How many lines hold the string "structured"? Give only the number.
[Begin DATA FOR THIS TASK]
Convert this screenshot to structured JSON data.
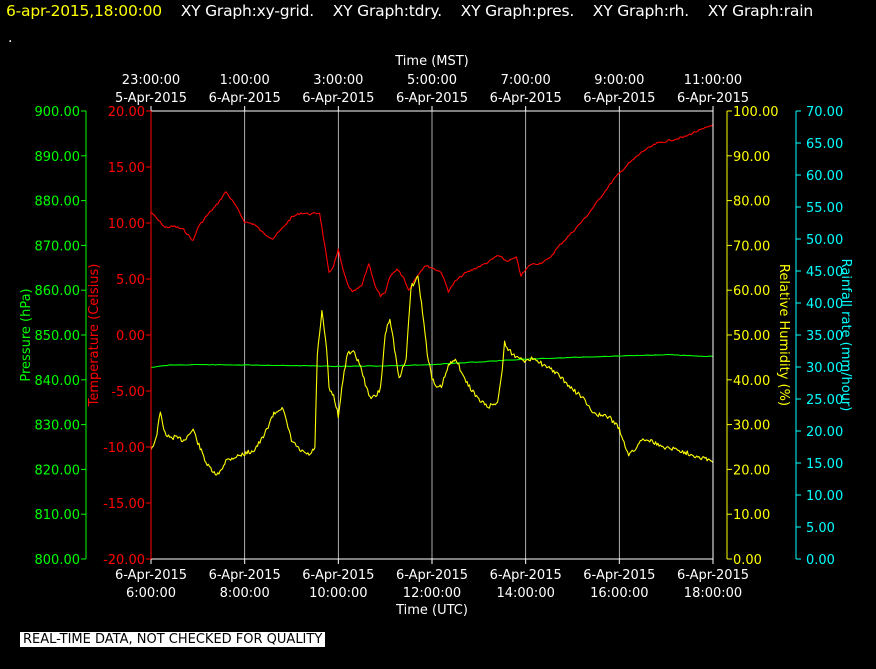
{
  "header": {
    "datetime": "6-apr-2015,18:00:00",
    "graph_labels": [
      "XY Graph:xy-grid.",
      "XY Graph:tdry.",
      "XY Graph:pres.",
      "XY Graph:rh.",
      "XY Graph:rain"
    ],
    "marker": "."
  },
  "footer": {
    "notice": "REAL-TIME DATA, NOT CHECKED FOR QUALITY"
  },
  "colors": {
    "background": "#000000",
    "frame": "#ffffff",
    "grid": "#ffffff",
    "pressure": "#00ff00",
    "temperature": "#ff0000",
    "humidity": "#ffff00",
    "rainfall": "#00ffff",
    "datetime_text": "#ffff00",
    "label_text": "#ffffff"
  },
  "chart_data": {
    "type": "line",
    "x_top": {
      "title": "Time (MST)",
      "ticks": [
        {
          "time": "23:00:00",
          "date": "5-Apr-2015"
        },
        {
          "time": "1:00:00",
          "date": "6-Apr-2015"
        },
        {
          "time": "3:00:00",
          "date": "6-Apr-2015"
        },
        {
          "time": "5:00:00",
          "date": "6-Apr-2015"
        },
        {
          "time": "7:00:00",
          "date": "6-Apr-2015"
        },
        {
          "time": "9:00:00",
          "date": "6-Apr-2015"
        },
        {
          "time": "11:00:00",
          "date": "6-Apr-2015"
        }
      ]
    },
    "x_bottom": {
      "title": "Time (UTC)",
      "range_hours_utc": [
        6,
        18
      ],
      "ticks": [
        {
          "date": "6-Apr-2015",
          "time": "6:00:00"
        },
        {
          "date": "6-Apr-2015",
          "time": "8:00:00"
        },
        {
          "date": "6-Apr-2015",
          "time": "10:00:00"
        },
        {
          "date": "6-Apr-2015",
          "time": "12:00:00"
        },
        {
          "date": "6-Apr-2015",
          "time": "14:00:00"
        },
        {
          "date": "6-Apr-2015",
          "time": "16:00:00"
        },
        {
          "date": "6-Apr-2015",
          "time": "18:00:00"
        }
      ]
    },
    "y_pressure": {
      "title": "Pressure (hPa)",
      "range": [
        800,
        900
      ],
      "ticks": [
        "800.00",
        "810.00",
        "820.00",
        "830.00",
        "840.00",
        "850.00",
        "860.00",
        "870.00",
        "880.00",
        "890.00",
        "900.00"
      ]
    },
    "y_temperature": {
      "title": "Temperature (Celsius)",
      "range": [
        -20,
        20
      ],
      "ticks": [
        "-20.00",
        "-15.00",
        "-10.00",
        "-5.00",
        "0.00",
        "5.00",
        "10.00",
        "15.00",
        "20.00"
      ]
    },
    "y_humidity": {
      "title": "Relative Humidity (%)",
      "range": [
        0,
        100
      ],
      "ticks": [
        "0.00",
        "10.00",
        "20.00",
        "30.00",
        "40.00",
        "50.00",
        "60.00",
        "70.00",
        "80.00",
        "90.00",
        "100.00"
      ]
    },
    "y_rainfall": {
      "title": "Rainfall rate (mm/hour)",
      "range": [
        0,
        70
      ],
      "ticks": [
        "0.00",
        "5.00",
        "10.00",
        "15.00",
        "20.00",
        "25.00",
        "30.00",
        "35.00",
        "40.00",
        "45.00",
        "50.00",
        "55.00",
        "60.00",
        "65.00",
        "70.00"
      ]
    },
    "grid": true,
    "series": [
      {
        "key": "temperature",
        "axis": "y_temperature",
        "color": "#ff0000",
        "x": [
          6.0,
          6.1,
          6.3,
          6.5,
          6.7,
          6.9,
          7.0,
          7.2,
          7.4,
          7.6,
          7.8,
          8.0,
          8.2,
          8.4,
          8.6,
          8.8,
          9.0,
          9.2,
          9.4,
          9.6,
          9.65,
          9.8,
          9.9,
          10.0,
          10.1,
          10.2,
          10.3,
          10.5,
          10.65,
          10.8,
          10.9,
          11.0,
          11.1,
          11.25,
          11.4,
          11.5,
          11.7,
          11.85,
          12.0,
          12.2,
          12.35,
          12.5,
          12.7,
          12.9,
          13.0,
          13.2,
          13.4,
          13.6,
          13.8,
          13.9,
          14.1,
          14.3,
          14.5,
          14.7,
          15.0,
          15.3,
          15.6,
          15.9,
          16.2,
          16.5,
          16.8,
          17.0,
          17.2,
          17.4,
          17.6,
          17.8,
          17.95,
          18.0
        ],
        "y": [
          11.0,
          10.5,
          9.6,
          9.7,
          9.4,
          8.4,
          9.6,
          10.7,
          11.6,
          12.8,
          11.6,
          10.1,
          9.9,
          9.1,
          8.6,
          9.5,
          10.5,
          10.9,
          10.8,
          10.9,
          9.6,
          5.5,
          6.2,
          7.6,
          5.8,
          4.5,
          3.8,
          4.4,
          6.4,
          4.2,
          3.5,
          3.7,
          5.2,
          5.9,
          5.1,
          4.0,
          5.4,
          6.2,
          6.0,
          5.6,
          3.9,
          4.8,
          5.5,
          5.9,
          6.1,
          6.5,
          7.1,
          6.6,
          6.9,
          5.3,
          6.3,
          6.4,
          6.8,
          7.9,
          9.2,
          10.6,
          12.3,
          14.0,
          15.3,
          16.4,
          17.1,
          17.3,
          17.5,
          17.7,
          18.1,
          18.4,
          18.7,
          18.8
        ]
      },
      {
        "key": "pressure",
        "axis": "y_pressure",
        "color": "#00ff00",
        "x": [
          6.0,
          6.2,
          6.4,
          7.0,
          8.0,
          9.0,
          10.0,
          11.0,
          12.0,
          13.0,
          14.0,
          15.0,
          16.0,
          17.0,
          18.0
        ],
        "y": [
          842.8,
          843.0,
          843.3,
          843.4,
          843.3,
          843.2,
          843.0,
          843.1,
          843.4,
          844.0,
          844.6,
          845.0,
          845.3,
          845.6,
          845.2
        ]
      },
      {
        "key": "humidity",
        "axis": "y_humidity",
        "color": "#ffff00",
        "x": [
          6.0,
          6.1,
          6.2,
          6.3,
          6.4,
          6.5,
          6.7,
          6.9,
          7.0,
          7.2,
          7.4,
          7.5,
          7.6,
          7.8,
          8.0,
          8.2,
          8.4,
          8.6,
          8.8,
          9.0,
          9.2,
          9.4,
          9.5,
          9.55,
          9.65,
          9.75,
          9.8,
          9.9,
          10.0,
          10.1,
          10.2,
          10.35,
          10.5,
          10.6,
          10.7,
          10.8,
          10.9,
          11.0,
          11.1,
          11.2,
          11.3,
          11.45,
          11.55,
          11.7,
          11.8,
          11.9,
          12.0,
          12.1,
          12.2,
          12.35,
          12.5,
          12.7,
          12.9,
          13.0,
          13.2,
          13.4,
          13.5,
          13.55,
          13.6,
          13.7,
          13.8,
          13.9,
          14.0,
          14.2,
          14.4,
          14.6,
          14.8,
          15.0,
          15.2,
          15.4,
          15.6,
          15.8,
          16.0,
          16.1,
          16.2,
          16.3,
          16.5,
          16.7,
          16.9,
          17.1,
          17.3,
          17.5,
          17.7,
          17.9,
          18.0
        ],
        "y": [
          24.6,
          26.5,
          32.7,
          28.0,
          27.0,
          27.2,
          26.5,
          28.9,
          26.0,
          21.0,
          18.5,
          20.0,
          22.0,
          22.8,
          23.5,
          24.3,
          27.2,
          32.1,
          34.0,
          26.5,
          24.0,
          23.2,
          25.0,
          45.3,
          55.1,
          47.0,
          38.0,
          36.5,
          32.0,
          40.0,
          46.3,
          46.0,
          42.2,
          38.0,
          36.0,
          36.3,
          38.0,
          50.1,
          54.0,
          47.0,
          40.0,
          45.0,
          60.6,
          63.1,
          55.0,
          46.0,
          40.3,
          38.0,
          38.5,
          43.0,
          45.0,
          40.0,
          37.0,
          35.5,
          34.0,
          35.0,
          42.0,
          48.8,
          47.0,
          46.0,
          45.0,
          45.2,
          44.0,
          45.0,
          43.0,
          42.0,
          40.0,
          37.8,
          36.3,
          33.0,
          32.0,
          31.6,
          29.0,
          26.0,
          23.4,
          24.0,
          27.0,
          26.3,
          25.0,
          24.8,
          24.2,
          23.5,
          22.8,
          22.3,
          21.5
        ]
      }
    ]
  }
}
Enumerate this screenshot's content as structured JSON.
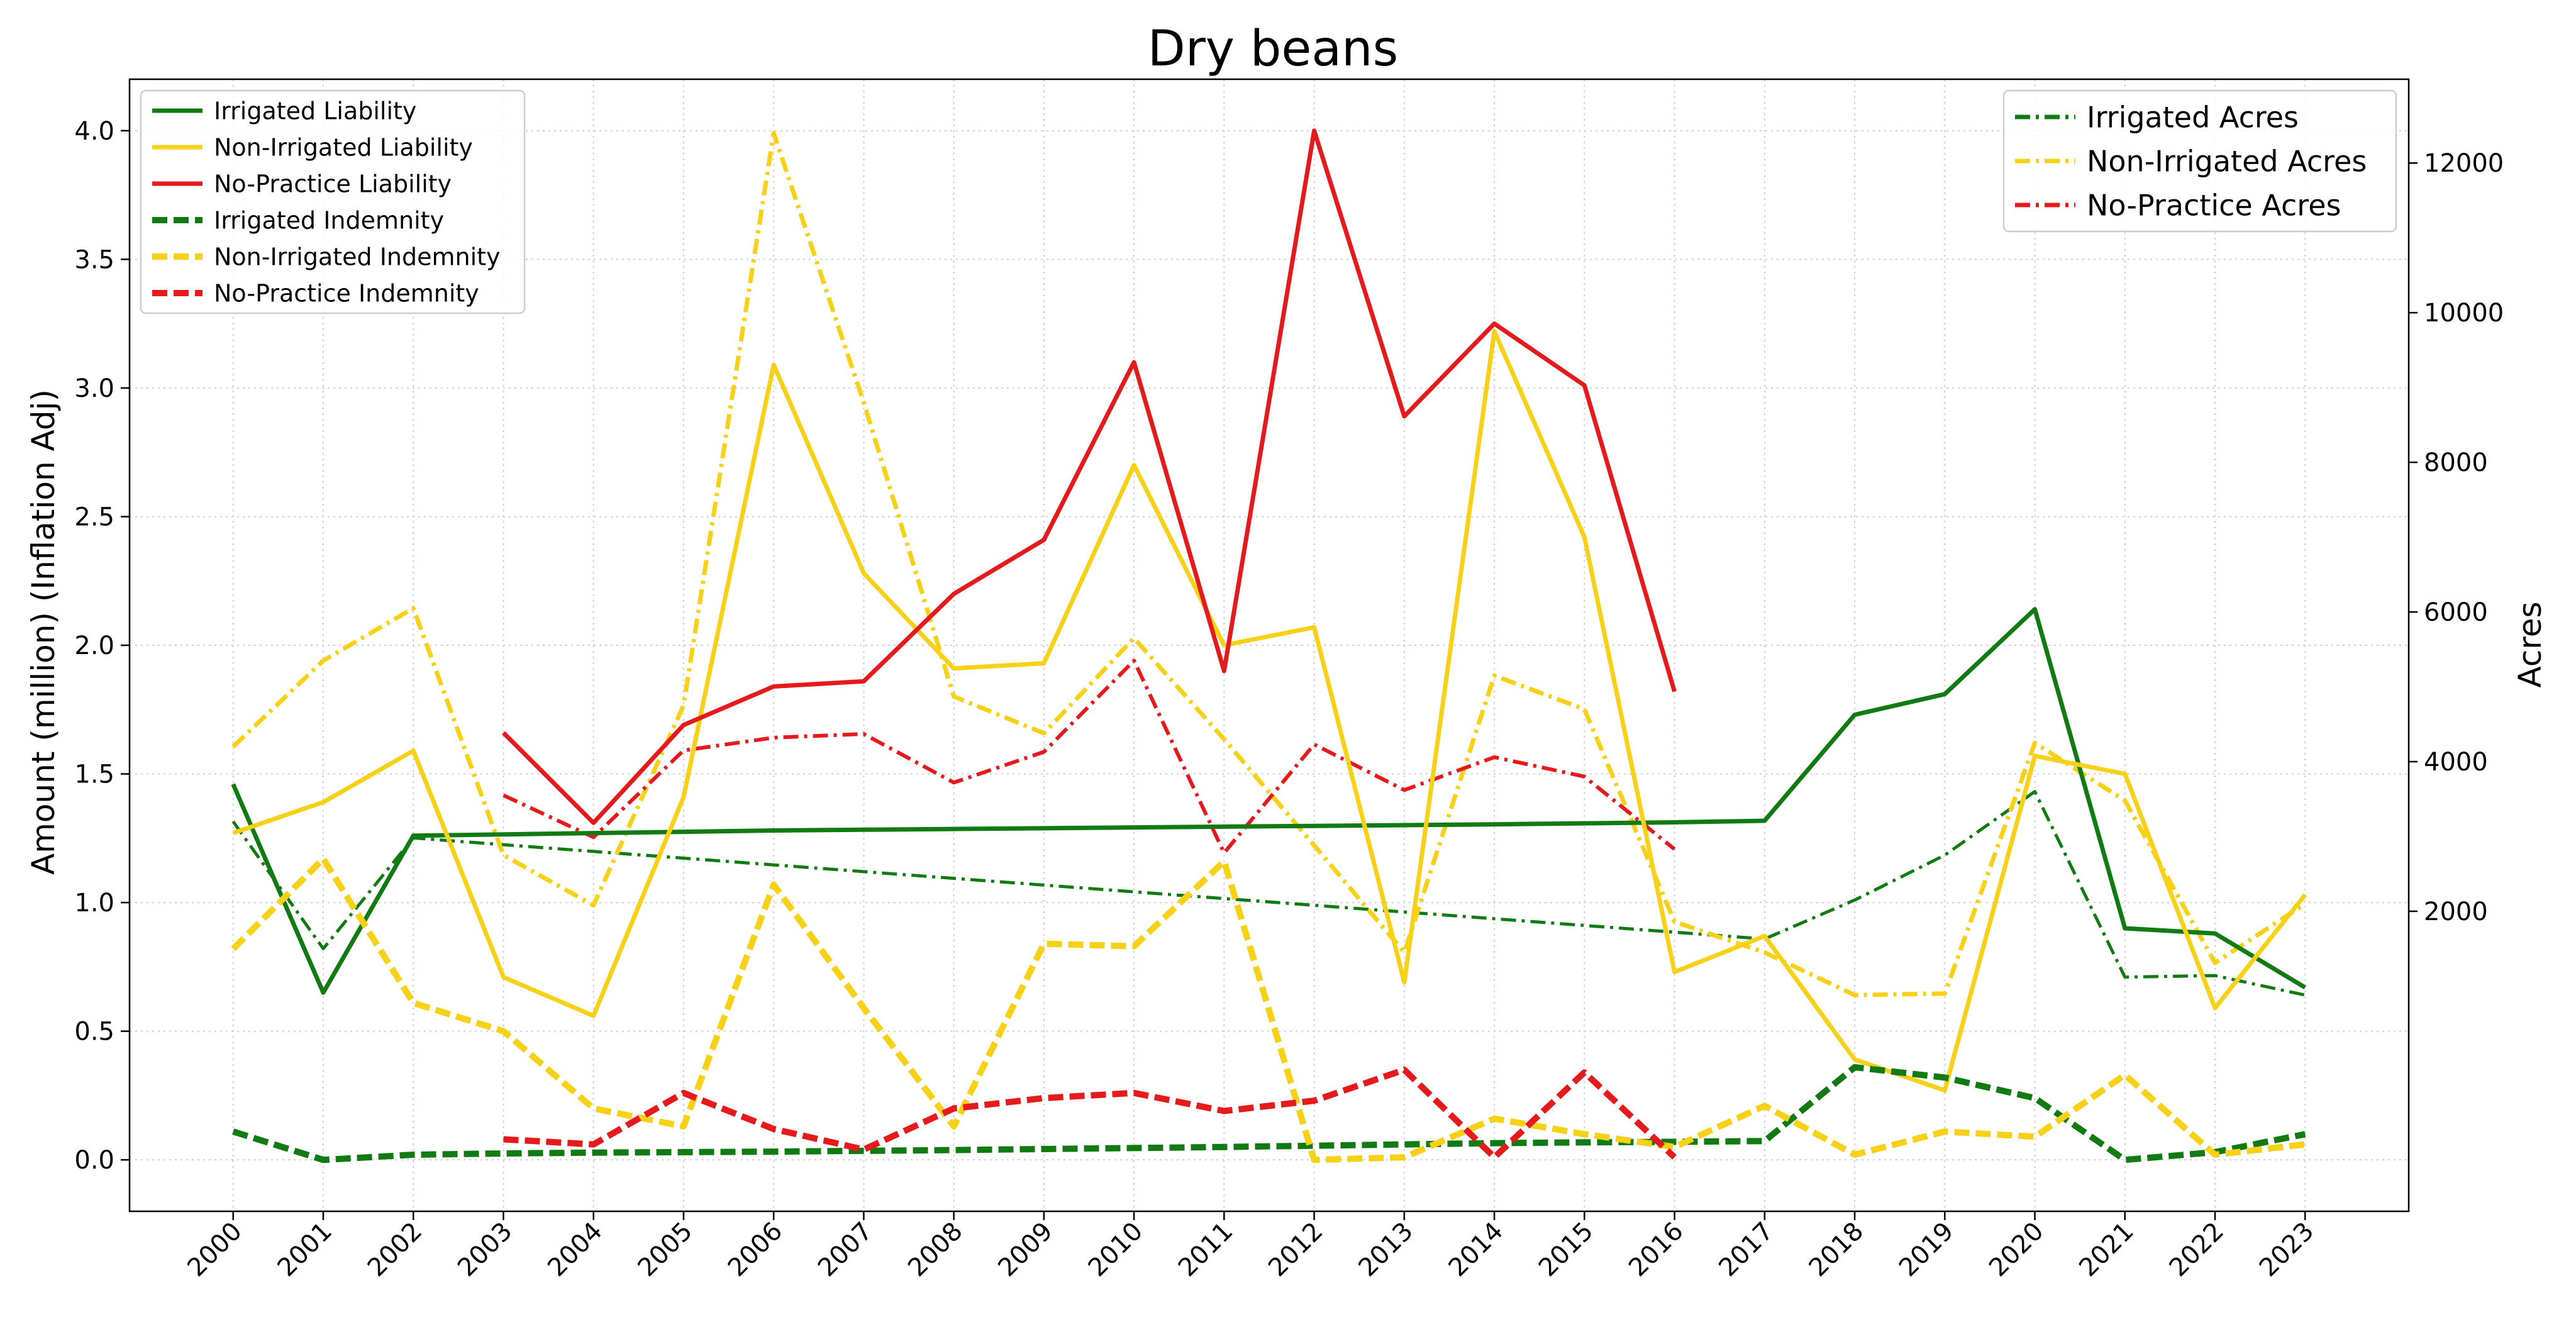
{
  "chart_data": {
    "type": "line",
    "title": "Dry beans",
    "xlabel": "",
    "ylabel": "Amount (million) (Inflation Adj)",
    "y2label": "Acres",
    "grid": true,
    "ylim": [
      -0.2,
      4.2
    ],
    "y2lim": [
      -2010,
      13120
    ],
    "xlim": [
      1998.85,
      2024.15
    ],
    "categories": [
      "2000",
      "2001",
      "2002",
      "2003",
      "2004",
      "2005",
      "2006",
      "2007",
      "2008",
      "2009",
      "2010",
      "2011",
      "2012",
      "2013",
      "2014",
      "2015",
      "2016",
      "2017",
      "2018",
      "2019",
      "2020",
      "2021",
      "2022",
      "2023"
    ],
    "yticks": [
      "0.0",
      "0.5",
      "1.0",
      "1.5",
      "2.0",
      "2.5",
      "3.0",
      "3.5",
      "4.0"
    ],
    "y2ticks": [
      "2000",
      "4000",
      "6000",
      "8000",
      "10000",
      "12000"
    ],
    "legend_left_position": "upper-left",
    "legend_right_position": "upper-right",
    "colors": {
      "green": "#127a12",
      "yellow": "#f7d117",
      "red": "#e41a1c"
    },
    "series_left": [
      {
        "name": "Irrigated Liability",
        "color": "#127a12",
        "style": "solid",
        "values": [
          1.46,
          0.65,
          1.26,
          1.265,
          1.27,
          1.275,
          1.28,
          1.283,
          1.286,
          1.289,
          1.292,
          1.295,
          1.298,
          1.301,
          1.304,
          1.308,
          1.312,
          1.318,
          1.73,
          1.81,
          2.14,
          0.9,
          0.88,
          0.67
        ]
      },
      {
        "name": "Non-Irrigated Liability",
        "color": "#f7d117",
        "style": "solid",
        "values": [
          1.27,
          1.39,
          1.59,
          0.71,
          0.56,
          1.41,
          3.09,
          2.28,
          1.91,
          1.93,
          2.7,
          2.0,
          2.07,
          0.69,
          3.22,
          2.42,
          0.73,
          0.87,
          0.39,
          0.27,
          1.57,
          1.5,
          0.59,
          1.03
        ]
      },
      {
        "name": "No-Practice Liability",
        "color": "#e41a1c",
        "style": "solid",
        "values": [
          null,
          null,
          null,
          1.66,
          1.31,
          1.69,
          1.84,
          1.86,
          2.2,
          2.41,
          3.1,
          1.9,
          4.0,
          2.89,
          3.25,
          3.01,
          1.82,
          null,
          null,
          null,
          null,
          null,
          null,
          null
        ]
      },
      {
        "name": "Irrigated Indemnity",
        "color": "#127a12",
        "style": "dashed",
        "values": [
          0.11,
          0.0,
          0.02,
          0.025,
          0.028,
          0.03,
          0.032,
          0.035,
          0.038,
          0.042,
          0.046,
          0.05,
          0.055,
          0.06,
          0.065,
          0.068,
          0.07,
          0.073,
          0.36,
          0.32,
          0.24,
          0.0,
          0.03,
          0.1
        ]
      },
      {
        "name": "Non-Irrigated Indemnity",
        "color": "#f7d117",
        "style": "dashed",
        "values": [
          0.82,
          1.17,
          0.61,
          0.5,
          0.2,
          0.13,
          1.07,
          0.59,
          0.13,
          0.84,
          0.83,
          1.16,
          0.0,
          0.01,
          0.16,
          0.1,
          0.05,
          0.21,
          0.02,
          0.11,
          0.09,
          0.33,
          0.02,
          0.06
        ]
      },
      {
        "name": "No-Practice Indemnity",
        "color": "#e41a1c",
        "style": "dashed",
        "values": [
          null,
          null,
          null,
          0.08,
          0.06,
          0.26,
          0.12,
          0.04,
          0.2,
          0.24,
          0.26,
          0.19,
          0.23,
          0.35,
          0.01,
          0.34,
          0.01,
          null,
          null,
          null,
          null,
          null,
          null,
          null
        ]
      }
    ],
    "series_right": [
      {
        "name": "Irrigated Acres",
        "color": "#127a12",
        "style": "dashdot",
        "width": 5,
        "values": [
          3200,
          1500,
          2980,
          2890,
          2800,
          2710,
          2620,
          2530,
          2440,
          2350,
          2260,
          2170,
          2080,
          1990,
          1900,
          1810,
          1720,
          1630,
          2150,
          2750,
          3600,
          1120,
          1140,
          880
        ]
      },
      {
        "name": "Non-Irrigated Acres",
        "color": "#f7d117",
        "style": "dashdot",
        "width": 7,
        "values": [
          4200,
          5350,
          6050,
          2750,
          2080,
          4750,
          12400,
          8800,
          4870,
          4380,
          5650,
          4300,
          2880,
          1450,
          5150,
          4700,
          1860,
          1450,
          880,
          900,
          4250,
          3480,
          1310,
          2100
        ]
      },
      {
        "name": "No-Practice Acres",
        "color": "#e41a1c",
        "style": "dashdot",
        "width": 6,
        "values": [
          null,
          null,
          null,
          3550,
          2990,
          4150,
          4320,
          4370,
          3720,
          4130,
          5350,
          2780,
          4230,
          3620,
          4060,
          3800,
          2830,
          null,
          null,
          null,
          null,
          null,
          null,
          null
        ]
      }
    ]
  }
}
[End DATA FOR THIS TASK]
**OUTPUT OF THE TASK**
2